Cosa fare =>
Ricopia senza modifiche, dalla recensione su Casanova, il tratto compreso tra "Il Casanova di" e "era già all’Indice.", estremi inclusi.

Brano estratto =>
'''
Di Michel David abbiamo pubblicato altri testi in passato. La recensione che segue fu pubblicata in inglese nel 2002 sulla Modern Language Review.

Michel David

malinconico Casanova

Giorgio Ficara, Casanova e la malinconia, Einaudi, Torino 1999

 

Casanova sarà pure oggetto esegetico di “esilaranti” casanovisti, o dell’erotologia, ma l’essere stato italiano e l’aver scritto in francese lo penalizza nelle storie letterarie nazionali. Il brillante saggio di Giorgio Ficara, professore di letteratura italiana a Torino, ci offre una serie di variazioni critiche sullo scrittore veneziano centrate sulla novità letteraria dell’Historie de ma vie e sui piccoli vertici di “malinconia” che il vitalista Casanova vi lascia trasparire. I “padri” metodologici di Picara sono ben visibili: G. Poulet per le analisi e del tempo e dello spazio testualmente espressi e Starobinski per la varietà asistematica degli angoli di attacco del testo e per il rilancio del tema “malinconico”. Ma Barthes, Blanchot, Benjamin, Wilson… sono presenti più discretamente.

Il Casanova di Ficara, se non è proprio un “philosophe des Lumières” originale, si mostra in linea con lo “sconfinato intertesto dei Libertini sei-settecenteschi (ma esiste un uomo del ‘700 o un “sistema culturale” di un secolo?). Gassendi e La Mettrie - meglio noti a Casanova – Voltaire, Diderot, Helvétius, restif… sono citati a piene mani. Ficara non tenta di estrarre una “logica” o un “sistema” filosofico degli scritti casanoviani, semmai sottolinea i compromessi “esitanti”, le “doppie verità” di questo libertino “temperato” in materia di religione. Ma Stendhal offriva “sous le manteau” alle sue amiche romane l’Histoire di “Nova Casa” che, fresca di stanpa, era già all’Indice.
'''
Estratti dal dataset =>
'''
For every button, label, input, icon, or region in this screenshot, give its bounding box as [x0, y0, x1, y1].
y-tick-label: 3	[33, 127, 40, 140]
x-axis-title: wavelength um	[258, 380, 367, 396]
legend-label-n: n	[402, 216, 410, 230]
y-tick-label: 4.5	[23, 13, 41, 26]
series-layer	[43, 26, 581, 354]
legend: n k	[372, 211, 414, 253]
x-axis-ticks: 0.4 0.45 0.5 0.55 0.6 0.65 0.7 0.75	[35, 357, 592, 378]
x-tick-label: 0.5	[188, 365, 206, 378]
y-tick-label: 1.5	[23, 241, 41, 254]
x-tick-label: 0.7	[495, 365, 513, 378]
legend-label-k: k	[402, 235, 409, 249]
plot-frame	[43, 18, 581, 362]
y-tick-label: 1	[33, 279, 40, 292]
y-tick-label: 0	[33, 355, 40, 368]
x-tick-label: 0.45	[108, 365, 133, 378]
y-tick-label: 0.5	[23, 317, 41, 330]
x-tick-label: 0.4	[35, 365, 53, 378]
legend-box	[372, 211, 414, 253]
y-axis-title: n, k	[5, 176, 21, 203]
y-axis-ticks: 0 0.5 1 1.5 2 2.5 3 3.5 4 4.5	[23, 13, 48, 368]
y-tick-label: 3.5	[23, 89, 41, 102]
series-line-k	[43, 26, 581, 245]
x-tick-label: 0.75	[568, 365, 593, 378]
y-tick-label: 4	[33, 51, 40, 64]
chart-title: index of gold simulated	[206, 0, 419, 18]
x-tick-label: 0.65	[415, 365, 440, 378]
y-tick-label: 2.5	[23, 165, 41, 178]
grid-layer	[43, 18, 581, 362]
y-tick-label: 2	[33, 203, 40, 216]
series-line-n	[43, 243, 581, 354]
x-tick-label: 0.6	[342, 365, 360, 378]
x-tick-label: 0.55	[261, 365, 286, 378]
'''
Risposta all'esercizio =>
Il Casanova di Ficara, se non è proprio un “philosophe des Lumières” originale, si mostra in linea con lo “sconfinato intertesto dei Libertini sei-settecenteschi (ma esiste un uomo del ‘700 o un “sistema culturale” di un secolo?). Gassendi e La Mettrie - meglio noti a Casanova – Voltaire, Diderot, Helvétius, restif… sono citati a piene mani. Ficara non tenta di estrarre una “logica” o un “sistema” filosofico degli scritti casanoviani, semmai sottolinea i compromessi “esitanti”, le “doppie verità” di questo libertino “temperato” in materia di religione. Ma Stendhal offriva “sous le manteau” alle sue amiche romane l’Histoire di “Nova Casa” che, fresca di stanpa, era già all’Indice.